Please rewrite the material below, changing every "title-meaning-line" to "title-line" and leaving everything else untouched.
START Given records
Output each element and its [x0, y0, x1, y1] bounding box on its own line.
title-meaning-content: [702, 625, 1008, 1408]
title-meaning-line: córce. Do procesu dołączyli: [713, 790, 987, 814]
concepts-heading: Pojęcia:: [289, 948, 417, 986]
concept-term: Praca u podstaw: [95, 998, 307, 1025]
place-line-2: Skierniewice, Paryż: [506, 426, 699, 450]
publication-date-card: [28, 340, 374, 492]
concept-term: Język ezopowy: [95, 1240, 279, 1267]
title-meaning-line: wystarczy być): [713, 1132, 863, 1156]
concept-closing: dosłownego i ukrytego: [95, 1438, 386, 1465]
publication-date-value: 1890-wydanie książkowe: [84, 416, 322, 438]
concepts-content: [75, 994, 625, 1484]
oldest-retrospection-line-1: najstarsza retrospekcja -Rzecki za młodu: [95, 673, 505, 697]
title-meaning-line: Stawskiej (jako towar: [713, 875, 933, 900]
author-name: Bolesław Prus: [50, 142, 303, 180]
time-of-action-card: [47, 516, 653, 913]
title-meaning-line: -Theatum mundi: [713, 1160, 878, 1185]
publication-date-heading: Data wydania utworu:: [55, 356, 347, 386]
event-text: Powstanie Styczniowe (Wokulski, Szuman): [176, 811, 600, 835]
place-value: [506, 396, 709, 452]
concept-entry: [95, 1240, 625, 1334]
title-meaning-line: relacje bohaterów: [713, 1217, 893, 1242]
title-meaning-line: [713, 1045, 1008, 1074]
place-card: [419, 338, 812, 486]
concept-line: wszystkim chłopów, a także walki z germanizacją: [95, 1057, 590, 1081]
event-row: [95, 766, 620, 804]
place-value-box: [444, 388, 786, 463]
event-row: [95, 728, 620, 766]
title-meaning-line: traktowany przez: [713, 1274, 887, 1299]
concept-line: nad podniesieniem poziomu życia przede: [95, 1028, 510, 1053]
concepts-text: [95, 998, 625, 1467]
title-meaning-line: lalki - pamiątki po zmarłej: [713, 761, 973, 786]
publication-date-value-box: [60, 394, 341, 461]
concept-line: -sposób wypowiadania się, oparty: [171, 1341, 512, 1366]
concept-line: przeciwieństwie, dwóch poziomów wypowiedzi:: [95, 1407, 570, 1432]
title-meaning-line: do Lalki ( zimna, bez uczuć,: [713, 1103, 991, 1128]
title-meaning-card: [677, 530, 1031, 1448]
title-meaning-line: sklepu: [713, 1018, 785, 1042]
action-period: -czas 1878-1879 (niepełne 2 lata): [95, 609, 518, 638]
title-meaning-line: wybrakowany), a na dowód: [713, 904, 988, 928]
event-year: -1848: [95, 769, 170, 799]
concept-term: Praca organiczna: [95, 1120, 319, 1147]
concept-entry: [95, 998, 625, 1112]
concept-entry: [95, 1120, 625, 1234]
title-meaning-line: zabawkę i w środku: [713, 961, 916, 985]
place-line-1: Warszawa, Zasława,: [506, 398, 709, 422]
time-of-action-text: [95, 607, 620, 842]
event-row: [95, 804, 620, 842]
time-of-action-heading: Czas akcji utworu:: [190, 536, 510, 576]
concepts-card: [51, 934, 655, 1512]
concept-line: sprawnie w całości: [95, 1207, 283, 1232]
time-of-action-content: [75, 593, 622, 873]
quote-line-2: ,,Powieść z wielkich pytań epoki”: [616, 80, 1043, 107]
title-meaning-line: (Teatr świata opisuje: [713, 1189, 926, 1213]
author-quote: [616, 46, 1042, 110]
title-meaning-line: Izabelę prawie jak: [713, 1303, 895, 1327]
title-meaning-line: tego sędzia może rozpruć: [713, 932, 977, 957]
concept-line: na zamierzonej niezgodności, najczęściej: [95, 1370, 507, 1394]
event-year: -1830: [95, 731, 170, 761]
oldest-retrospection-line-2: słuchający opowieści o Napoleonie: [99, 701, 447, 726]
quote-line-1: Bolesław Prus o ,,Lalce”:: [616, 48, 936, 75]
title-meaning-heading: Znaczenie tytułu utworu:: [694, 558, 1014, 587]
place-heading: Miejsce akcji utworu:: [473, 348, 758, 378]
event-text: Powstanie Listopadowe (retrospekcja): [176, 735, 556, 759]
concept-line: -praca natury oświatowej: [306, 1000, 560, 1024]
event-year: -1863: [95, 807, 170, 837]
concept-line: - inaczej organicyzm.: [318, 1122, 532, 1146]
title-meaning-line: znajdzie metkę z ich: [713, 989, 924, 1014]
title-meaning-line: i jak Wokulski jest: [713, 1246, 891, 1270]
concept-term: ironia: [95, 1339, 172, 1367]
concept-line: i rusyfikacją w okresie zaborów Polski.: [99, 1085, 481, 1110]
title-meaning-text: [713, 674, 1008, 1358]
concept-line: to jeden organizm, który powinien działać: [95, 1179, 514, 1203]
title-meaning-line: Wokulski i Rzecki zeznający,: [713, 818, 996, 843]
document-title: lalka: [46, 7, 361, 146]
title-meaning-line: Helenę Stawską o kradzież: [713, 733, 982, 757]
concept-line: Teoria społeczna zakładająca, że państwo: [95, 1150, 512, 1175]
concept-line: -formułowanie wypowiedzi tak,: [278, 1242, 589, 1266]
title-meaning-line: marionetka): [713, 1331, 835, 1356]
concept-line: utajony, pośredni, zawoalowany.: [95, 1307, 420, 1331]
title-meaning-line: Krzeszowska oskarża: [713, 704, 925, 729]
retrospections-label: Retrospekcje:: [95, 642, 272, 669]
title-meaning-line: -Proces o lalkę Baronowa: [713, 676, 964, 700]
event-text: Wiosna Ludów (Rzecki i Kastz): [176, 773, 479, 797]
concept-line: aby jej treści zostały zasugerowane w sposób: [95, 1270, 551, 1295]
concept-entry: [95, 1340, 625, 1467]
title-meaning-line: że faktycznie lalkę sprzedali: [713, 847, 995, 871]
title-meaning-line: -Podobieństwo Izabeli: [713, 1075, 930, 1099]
END Given records
Task response:
Output each element and its [x0, y0, x1, y1] bounding box on its own line.
title-meaning-content: [702, 625, 1008, 1408]
title-line: córce. Do procesu dołączyli: [713, 790, 987, 814]
concepts-heading: Pojęcia:: [289, 948, 417, 986]
concept-term: Praca u podstaw: [95, 998, 307, 1025]
place-line-2: Skierniewice, Paryż: [506, 426, 699, 450]
publication-date-card: [28, 340, 374, 492]
concept-term: Język ezopowy: [95, 1240, 279, 1267]
title-line: wystarczy być): [713, 1132, 863, 1156]
concept-closing: dosłownego i ukrytego: [95, 1438, 386, 1465]
publication-date-value: 1890-wydanie książkowe: [84, 416, 322, 438]
concepts-content: [75, 994, 625, 1484]
oldest-retrospection-line-1: najstarsza retrospekcja -Rzecki za młodu: [95, 673, 505, 697]
title-line: Stawskiej (jako towar: [713, 875, 933, 900]
author-name: Bolesław Prus: [50, 142, 303, 180]
time-of-action-card: [47, 516, 653, 913]
title-line: -Theatum mundi: [713, 1160, 878, 1185]
publication-date-heading: Data wydania utworu:: [55, 356, 347, 386]
event-text: Powstanie Styczniowe (Wokulski, Szuman): [176, 811, 600, 835]
place-value: [506, 396, 709, 452]
concept-entry: [95, 1240, 625, 1334]
title-line: relacje bohaterów: [713, 1217, 893, 1242]
title-line: [713, 1045, 1008, 1074]
place-card: [419, 338, 812, 486]
concept-line: wszystkim chłopów, a także walki z germanizacją: [95, 1057, 590, 1081]
event-row: [95, 766, 620, 804]
place-value-box: [444, 388, 786, 463]
event-row: [95, 728, 620, 766]
title-line: traktowany przez: [713, 1274, 887, 1299]
concept-line: nad podniesieniem poziomu życia przede: [95, 1028, 510, 1053]
concepts-text: [95, 998, 625, 1467]
title-line: lalki - pamiątki po zmarłej: [713, 761, 973, 786]
publication-date-value-box: [60, 394, 341, 461]
concept-line: -sposób wypowiadania się, oparty: [171, 1341, 512, 1366]
concept-line: przeciwieństwie, dwóch poziomów wypowiedzi:: [95, 1407, 570, 1432]
title-line: do Lalki ( zimna, bez uczuć,: [713, 1103, 991, 1128]
title-meaning-card: [677, 530, 1031, 1448]
title-line: sklepu: [713, 1018, 785, 1042]
action-period: -czas 1878-1879 (niepełne 2 lata): [95, 609, 518, 638]
title-line: wybrakowany), a na dowód: [713, 904, 988, 928]
event-year: -1848: [95, 769, 170, 799]
concept-term: Praca organiczna: [95, 1120, 319, 1147]
concept-entry: [95, 998, 625, 1112]
concept-entry: [95, 1120, 625, 1234]
title-line: zabawkę i w środku: [713, 961, 916, 985]
place-line-1: Warszawa, Zasława,: [506, 398, 709, 422]
time-of-action-text: [95, 607, 620, 842]
event-row: [95, 804, 620, 842]
time-of-action-heading: Czas akcji utworu:: [190, 536, 510, 576]
concepts-card: [51, 934, 655, 1512]
concept-line: sprawnie w całości: [95, 1207, 283, 1232]
time-of-action-content: [75, 593, 622, 873]
quote-line-2: ,,Powieść z wielkich pytań epoki”: [616, 80, 1043, 107]
title-line: (Teatr świata opisuje: [713, 1189, 926, 1213]
author-quote: [616, 46, 1042, 110]
title-line: Izabelę prawie jak: [713, 1303, 895, 1327]
title-line: tego sędzia może rozpruć: [713, 932, 977, 957]
concept-line: na zamierzonej niezgodności, najczęściej: [95, 1370, 507, 1394]
event-year: -1830: [95, 731, 170, 761]
oldest-retrospection-line-2: słuchający opowieści o Napoleonie: [99, 701, 447, 726]
quote-line-1: Bolesław Prus o ,,Lalce”:: [616, 48, 936, 75]
title-meaning-heading: Znaczenie tytułu utworu:: [694, 558, 1014, 587]
place-heading: Miejsce akcji utworu:: [473, 348, 758, 378]
event-text: Powstanie Listopadowe (retrospekcja): [176, 735, 556, 759]
concept-line: -praca natury oświatowej: [306, 1000, 560, 1024]
event-year: -1863: [95, 807, 170, 837]
concept-line: - inaczej organicyzm.: [318, 1122, 532, 1146]
title-line: znajdzie metkę z ich: [713, 989, 924, 1014]
title-line: i jak Wokulski jest: [713, 1246, 891, 1270]
concept-term: ironia: [95, 1339, 172, 1367]
concept-line: i rusyfikacją w okresie zaborów Polski.: [99, 1085, 481, 1110]
title-meaning-text: [713, 674, 1008, 1358]
concept-line: to jeden organizm, który powinien działać: [95, 1179, 514, 1203]
title-line: Wokulski i Rzecki zeznający,: [713, 818, 996, 843]
document-title: lalka: [46, 7, 361, 146]
title-line: Helenę Stawską o kradzież: [713, 733, 982, 757]
concept-line: Teoria społeczna zakładająca, że państwo: [95, 1150, 512, 1175]
concept-line: -formułowanie wypowiedzi tak,: [278, 1242, 589, 1266]
title-line: marionetka): [713, 1331, 835, 1356]
concept-line: utajony, pośredni, zawoalowany.: [95, 1307, 420, 1331]
title-line: Krzeszowska oskarża: [713, 704, 925, 729]
retrospections-label: Retrospekcje:: [95, 642, 272, 669]
title-line: -Proces o lalkę Baronowa: [713, 676, 964, 700]
event-text: Wiosna Ludów (Rzecki i Kastz): [176, 773, 479, 797]
concept-line: aby jej treści zostały zasugerowane w sposób: [95, 1270, 551, 1295]
concept-entry: [95, 1340, 625, 1467]
title-line: że faktycznie lalkę sprzedali: [713, 847, 995, 871]
title-line: -Podobieństwo Izabeli: [713, 1075, 930, 1099]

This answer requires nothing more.